#### Problem to solve
Please reproduce the material with "perspective view" swapped for "isometric view" wherever it occurs, leaving everything else unchanged.

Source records
○ ○ ○ ○ ○ ○ ○

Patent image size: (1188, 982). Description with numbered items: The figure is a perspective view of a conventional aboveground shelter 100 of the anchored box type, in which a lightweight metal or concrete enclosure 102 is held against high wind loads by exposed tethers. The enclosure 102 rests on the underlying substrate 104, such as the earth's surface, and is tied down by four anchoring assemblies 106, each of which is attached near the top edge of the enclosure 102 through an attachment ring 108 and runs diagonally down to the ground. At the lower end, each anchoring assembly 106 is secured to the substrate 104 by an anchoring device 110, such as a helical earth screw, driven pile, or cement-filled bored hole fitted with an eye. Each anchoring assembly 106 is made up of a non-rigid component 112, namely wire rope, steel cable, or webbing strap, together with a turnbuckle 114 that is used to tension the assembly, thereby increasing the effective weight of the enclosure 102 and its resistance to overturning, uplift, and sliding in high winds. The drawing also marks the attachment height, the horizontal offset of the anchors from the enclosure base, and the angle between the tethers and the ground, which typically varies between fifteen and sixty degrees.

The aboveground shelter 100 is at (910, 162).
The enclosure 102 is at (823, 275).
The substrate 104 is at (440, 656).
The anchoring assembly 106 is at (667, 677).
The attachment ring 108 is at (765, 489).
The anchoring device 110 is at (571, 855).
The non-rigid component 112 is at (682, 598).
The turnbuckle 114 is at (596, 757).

○ ○ ○ ○ ○ ○ ○

#### Problem solution
Patent image size: (1188, 982). Description with numbered items: The figure is a isometric view of a conventional aboveground shelter 100 of the anchored box type, in which a lightweight metal or concrete enclosure 102 is held against high wind loads by exposed tethers. The enclosure 102 rests on the underlying substrate 104, such as the earth's surface, and is tied down by four anchoring assemblies 106, each of which is attached near the top edge of the enclosure 102 through an attachment ring 108 and runs diagonally down to the ground. At the lower end, each anchoring assembly 106 is secured to the substrate 104 by an anchoring device 110, such as a helical earth screw, driven pile, or cement-filled bored hole fitted with an eye. Each anchoring assembly 106 is made up of a non-rigid component 112, namely wire rope, steel cable, or webbing strap, together with a turnbuckle 114 that is used to tension the assembly, thereby increasing the effective weight of the enclosure 102 and its resistance to overturning, uplift, and sliding in high winds. The drawing also marks the attachment height, the horizontal offset of the anchors from the enclosure base, and the angle between the tethers and the ground, which typically varies between fifteen and sixty degrees.

The aboveground shelter 100 is at (910, 162).
The enclosure 102 is at (823, 275).
The substrate 104 is at (440, 656).
The anchoring assembly 106 is at (667, 677).
The attachment ring 108 is at (765, 489).
The anchoring device 110 is at (571, 855).
The non-rigid component 112 is at (682, 598).
The turnbuckle 114 is at (596, 757).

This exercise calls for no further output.